● **Given records**:
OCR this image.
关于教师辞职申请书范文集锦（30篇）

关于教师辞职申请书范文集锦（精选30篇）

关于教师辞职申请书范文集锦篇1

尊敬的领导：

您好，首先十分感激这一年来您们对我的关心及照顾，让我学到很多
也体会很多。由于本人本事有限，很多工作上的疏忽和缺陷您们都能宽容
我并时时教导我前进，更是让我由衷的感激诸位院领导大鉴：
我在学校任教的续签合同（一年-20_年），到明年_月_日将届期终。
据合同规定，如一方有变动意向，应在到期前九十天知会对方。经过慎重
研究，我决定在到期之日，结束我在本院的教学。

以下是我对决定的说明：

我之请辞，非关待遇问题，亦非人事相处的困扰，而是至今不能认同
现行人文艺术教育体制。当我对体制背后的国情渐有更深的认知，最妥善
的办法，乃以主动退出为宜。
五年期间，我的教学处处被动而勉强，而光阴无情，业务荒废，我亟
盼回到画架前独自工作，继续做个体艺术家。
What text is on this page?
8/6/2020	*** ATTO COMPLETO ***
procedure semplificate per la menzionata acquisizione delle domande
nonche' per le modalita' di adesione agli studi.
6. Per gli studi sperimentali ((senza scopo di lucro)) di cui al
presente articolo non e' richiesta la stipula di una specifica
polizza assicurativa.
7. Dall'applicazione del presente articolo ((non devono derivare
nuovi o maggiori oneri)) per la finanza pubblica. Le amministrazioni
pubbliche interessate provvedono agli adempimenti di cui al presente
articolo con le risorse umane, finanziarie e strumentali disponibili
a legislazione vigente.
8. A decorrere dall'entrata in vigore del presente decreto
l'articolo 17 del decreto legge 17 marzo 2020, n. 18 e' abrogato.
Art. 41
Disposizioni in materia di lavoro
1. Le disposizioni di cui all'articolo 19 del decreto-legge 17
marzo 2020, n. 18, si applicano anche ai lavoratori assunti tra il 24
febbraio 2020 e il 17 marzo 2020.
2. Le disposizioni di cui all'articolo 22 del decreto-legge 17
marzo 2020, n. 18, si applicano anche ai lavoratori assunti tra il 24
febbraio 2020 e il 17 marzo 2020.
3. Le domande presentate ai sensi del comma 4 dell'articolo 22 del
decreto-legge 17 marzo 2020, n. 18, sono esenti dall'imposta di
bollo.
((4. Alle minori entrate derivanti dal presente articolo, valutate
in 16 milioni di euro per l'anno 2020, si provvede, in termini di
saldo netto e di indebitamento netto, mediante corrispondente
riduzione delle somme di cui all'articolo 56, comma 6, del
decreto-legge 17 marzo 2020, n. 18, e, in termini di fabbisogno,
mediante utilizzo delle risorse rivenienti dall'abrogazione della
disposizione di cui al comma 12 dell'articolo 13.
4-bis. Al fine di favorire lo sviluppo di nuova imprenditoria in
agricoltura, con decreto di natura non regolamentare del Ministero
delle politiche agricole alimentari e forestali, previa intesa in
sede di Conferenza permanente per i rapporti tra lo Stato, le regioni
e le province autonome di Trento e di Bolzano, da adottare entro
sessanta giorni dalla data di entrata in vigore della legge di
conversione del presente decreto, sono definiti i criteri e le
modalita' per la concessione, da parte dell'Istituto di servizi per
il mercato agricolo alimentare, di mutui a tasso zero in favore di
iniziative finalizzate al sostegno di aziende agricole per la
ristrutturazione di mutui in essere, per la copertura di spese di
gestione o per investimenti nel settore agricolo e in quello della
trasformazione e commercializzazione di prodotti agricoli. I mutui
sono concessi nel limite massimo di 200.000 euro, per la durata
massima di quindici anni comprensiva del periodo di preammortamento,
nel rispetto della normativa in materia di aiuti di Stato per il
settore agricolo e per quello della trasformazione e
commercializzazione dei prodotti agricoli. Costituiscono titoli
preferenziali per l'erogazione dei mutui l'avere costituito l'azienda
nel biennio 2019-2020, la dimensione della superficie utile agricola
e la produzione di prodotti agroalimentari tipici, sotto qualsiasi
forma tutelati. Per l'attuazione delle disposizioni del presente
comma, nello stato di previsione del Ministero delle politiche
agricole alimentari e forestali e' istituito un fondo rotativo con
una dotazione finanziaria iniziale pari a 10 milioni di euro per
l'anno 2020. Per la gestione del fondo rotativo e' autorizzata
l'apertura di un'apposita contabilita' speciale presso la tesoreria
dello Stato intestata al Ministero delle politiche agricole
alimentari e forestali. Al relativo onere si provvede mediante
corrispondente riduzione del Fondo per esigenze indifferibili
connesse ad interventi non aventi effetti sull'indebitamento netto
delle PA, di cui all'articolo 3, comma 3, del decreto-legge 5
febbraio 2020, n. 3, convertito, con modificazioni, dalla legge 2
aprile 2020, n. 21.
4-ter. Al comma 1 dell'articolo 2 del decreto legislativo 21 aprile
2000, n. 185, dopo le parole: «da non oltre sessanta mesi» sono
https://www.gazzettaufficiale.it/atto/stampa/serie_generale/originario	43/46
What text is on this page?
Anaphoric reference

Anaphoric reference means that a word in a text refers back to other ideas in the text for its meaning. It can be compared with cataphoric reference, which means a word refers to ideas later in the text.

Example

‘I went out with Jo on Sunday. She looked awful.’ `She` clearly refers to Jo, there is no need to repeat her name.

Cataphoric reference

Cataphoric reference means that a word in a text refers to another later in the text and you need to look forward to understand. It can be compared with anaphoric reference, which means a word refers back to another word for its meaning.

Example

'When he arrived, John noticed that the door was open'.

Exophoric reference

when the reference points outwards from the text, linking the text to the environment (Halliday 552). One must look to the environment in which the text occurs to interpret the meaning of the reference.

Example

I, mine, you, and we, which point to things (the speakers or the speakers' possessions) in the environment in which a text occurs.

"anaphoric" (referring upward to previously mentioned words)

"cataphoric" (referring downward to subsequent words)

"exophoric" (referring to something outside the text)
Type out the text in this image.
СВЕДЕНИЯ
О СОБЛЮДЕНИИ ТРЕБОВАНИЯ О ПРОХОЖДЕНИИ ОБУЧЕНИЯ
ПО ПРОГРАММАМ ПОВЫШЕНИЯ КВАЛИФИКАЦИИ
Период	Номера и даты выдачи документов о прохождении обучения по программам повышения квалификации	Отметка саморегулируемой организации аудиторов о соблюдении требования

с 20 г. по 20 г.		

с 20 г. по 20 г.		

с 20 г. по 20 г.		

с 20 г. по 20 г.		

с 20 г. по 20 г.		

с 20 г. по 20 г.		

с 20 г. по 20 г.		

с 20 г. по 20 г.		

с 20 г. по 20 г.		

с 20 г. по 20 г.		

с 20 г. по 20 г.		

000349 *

● **Work required**: Go through the listing and print each line exactly as it appears.

● **Output**:
OCR this image.
关于教师辞职申请书范文集锦（30篇）

关于教师辞职申请书范文集锦（精选30篇）

关于教师辞职申请书范文集锦篇1

尊敬的领导：

您好，首先十分感激这一年来您们对我的关心及照顾，让我学到很多
也体会很多。由于本人本事有限，很多工作上的疏忽和缺陷您们都能宽容
我并时时教导我前进，更是让我由衷的感激诸位院领导大鉴：
我在学校任教的续签合同（一年-20_年），到明年_月_日将届期终。
据合同规定，如一方有变动意向，应在到期前九十天知会对方。经过慎重
研究，我决定在到期之日，结束我在本院的教学。

以下是我对决定的说明：

我之请辞，非关待遇问题，亦非人事相处的困扰，而是至今不能认同
现行人文艺术教育体制。当我对体制背后的国情渐有更深的认知，最妥善
的办法，乃以主动退出为宜。
五年期间，我的教学处处被动而勉强，而光阴无情，业务荒废，我亟
盼回到画架前独自工作，继续做个体艺术家。
What text is on this page?
8/6/2020	*** ATTO COMPLETO ***
procedure semplificate per la menzionata acquisizione delle domande
nonche' per le modalita' di adesione agli studi.
6. Per gli studi sperimentali ((senza scopo di lucro)) di cui al
presente articolo non e' richiesta la stipula di una specifica
polizza assicurativa.
7. Dall'applicazione del presente articolo ((non devono derivare
nuovi o maggiori oneri)) per la finanza pubblica. Le amministrazioni
pubbliche interessate provvedono agli adempimenti di cui al presente
articolo con le risorse umane, finanziarie e strumentali disponibili
a legislazione vigente.
8. A decorrere dall'entrata in vigore del presente decreto
l'articolo 17 del decreto legge 17 marzo 2020, n. 18 e' abrogato.
Art. 41
Disposizioni in materia di lavoro
1. Le disposizioni di cui all'articolo 19 del decreto-legge 17
marzo 2020, n. 18, si applicano anche ai lavoratori assunti tra il 24
febbraio 2020 e il 17 marzo 2020.
2. Le disposizioni di cui all'articolo 22 del decreto-legge 17
marzo 2020, n. 18, si applicano anche ai lavoratori assunti tra il 24
febbraio 2020 e il 17 marzo 2020.
3. Le domande presentate ai sensi del comma 4 dell'articolo 22 del
decreto-legge 17 marzo 2020, n. 18, sono esenti dall'imposta di
bollo.
((4. Alle minori entrate derivanti dal presente articolo, valutate
in 16 milioni di euro per l'anno 2020, si provvede, in termini di
saldo netto e di indebitamento netto, mediante corrispondente
riduzione delle somme di cui all'articolo 56, comma 6, del
decreto-legge 17 marzo 2020, n. 18, e, in termini di fabbisogno,
mediante utilizzo delle risorse rivenienti dall'abrogazione della
disposizione di cui al comma 12 dell'articolo 13.
4-bis. Al fine di favorire lo sviluppo di nuova imprenditoria in
agricoltura, con decreto di natura non regolamentare del Ministero
delle politiche agricole alimentari e forestali, previa intesa in
sede di Conferenza permanente per i rapporti tra lo Stato, le regioni
e le province autonome di Trento e di Bolzano, da adottare entro
sessanta giorni dalla data di entrata in vigore della legge di
conversione del presente decreto, sono definiti i criteri e le
modalita' per la concessione, da parte dell'Istituto di servizi per
il mercato agricolo alimentare, di mutui a tasso zero in favore di
iniziative finalizzate al sostegno di aziende agricole per la
ristrutturazione di mutui in essere, per la copertura di spese di
gestione o per investimenti nel settore agricolo e in quello della
trasformazione e commercializzazione di prodotti agricoli. I mutui
sono concessi nel limite massimo di 200.000 euro, per la durata
massima di quindici anni comprensiva del periodo di preammortamento,
nel rispetto della normativa in materia di aiuti di Stato per il
settore agricolo e per quello della trasformazione e
commercializzazione dei prodotti agricoli. Costituiscono titoli
preferenziali per l'erogazione dei mutui l'avere costituito l'azienda
nel biennio 2019-2020, la dimensione della superficie utile agricola
e la produzione di prodotti agroalimentari tipici, sotto qualsiasi
forma tutelati. Per l'attuazione delle disposizioni del presente
comma, nello stato di previsione del Ministero delle politiche
agricole alimentari e forestali e' istituito un fondo rotativo con
una dotazione finanziaria iniziale pari a 10 milioni di euro per
l'anno 2020. Per la gestione del fondo rotativo e' autorizzata
l'apertura di un'apposita contabilita' speciale presso la tesoreria
dello Stato intestata al Ministero delle politiche agricole
alimentari e forestali. Al relativo onere si provvede mediante
corrispondente riduzione del Fondo per esigenze indifferibili
connesse ad interventi non aventi effetti sull'indebitamento netto
delle PA, di cui all'articolo 3, comma 3, del decreto-legge 5
febbraio 2020, n. 3, convertito, con modificazioni, dalla legge 2
aprile 2020, n. 21.
4-ter. Al comma 1 dell'articolo 2 del decreto legislativo 21 aprile
2000, n. 185, dopo le parole: «da non oltre sessanta mesi» sono
https://www.gazzettaufficiale.it/atto/stampa/serie_generale/originario	43/46
What text is on this page?
Anaphoric reference

Anaphoric reference means that a word in a text refers back to other ideas in the text for its meaning. It can be compared with cataphoric reference, which means a word refers to ideas later in the text.

Example

‘I went out with Jo on Sunday. She looked awful.’ `She` clearly refers to Jo, there is no need to repeat her name.

Cataphoric reference

Cataphoric reference means that a word in a text refers to another later in the text and you need to look forward to understand. It can be compared with anaphoric reference, which means a word refers back to another word for its meaning.

Example

'When he arrived, John noticed that the door was open'.

Exophoric reference

when the reference points outwards from the text, linking the text to the environment (Halliday 552). One must look to the environment in which the text occurs to interpret the meaning of the reference.

Example

I, mine, you, and we, which point to things (the speakers or the speakers' possessions) in the environment in which a text occurs.

"anaphoric" (referring upward to previously mentioned words)

"cataphoric" (referring downward to subsequent words)

"exophoric" (referring to something outside the text)
Type out the text in this image.
СВЕДЕНИЯ
О СОБЛЮДЕНИИ ТРЕБОВАНИЯ О ПРОХОЖДЕНИИ ОБУЧЕНИЯ
ПО ПРОГРАММАМ ПОВЫШЕНИЯ КВАЛИФИКАЦИИ
Период	Номера и даты выдачи документов о прохождении обучения по программам повышения квалификации	Отметка саморегулируемой организации аудиторов о соблюдении требования

с 20 г. по 20 г.		

с 20 г. по 20 г.		

с 20 г. по 20 г.		

с 20 г. по 20 г.		

с 20 г. по 20 г.		

с 20 г. по 20 г.		

с 20 г. по 20 г.		

с 20 г. по 20 г.		

с 20 г. по 20 г.		

с 20 г. по 20 г.		

с 20 г. по 20 г.		

000349 *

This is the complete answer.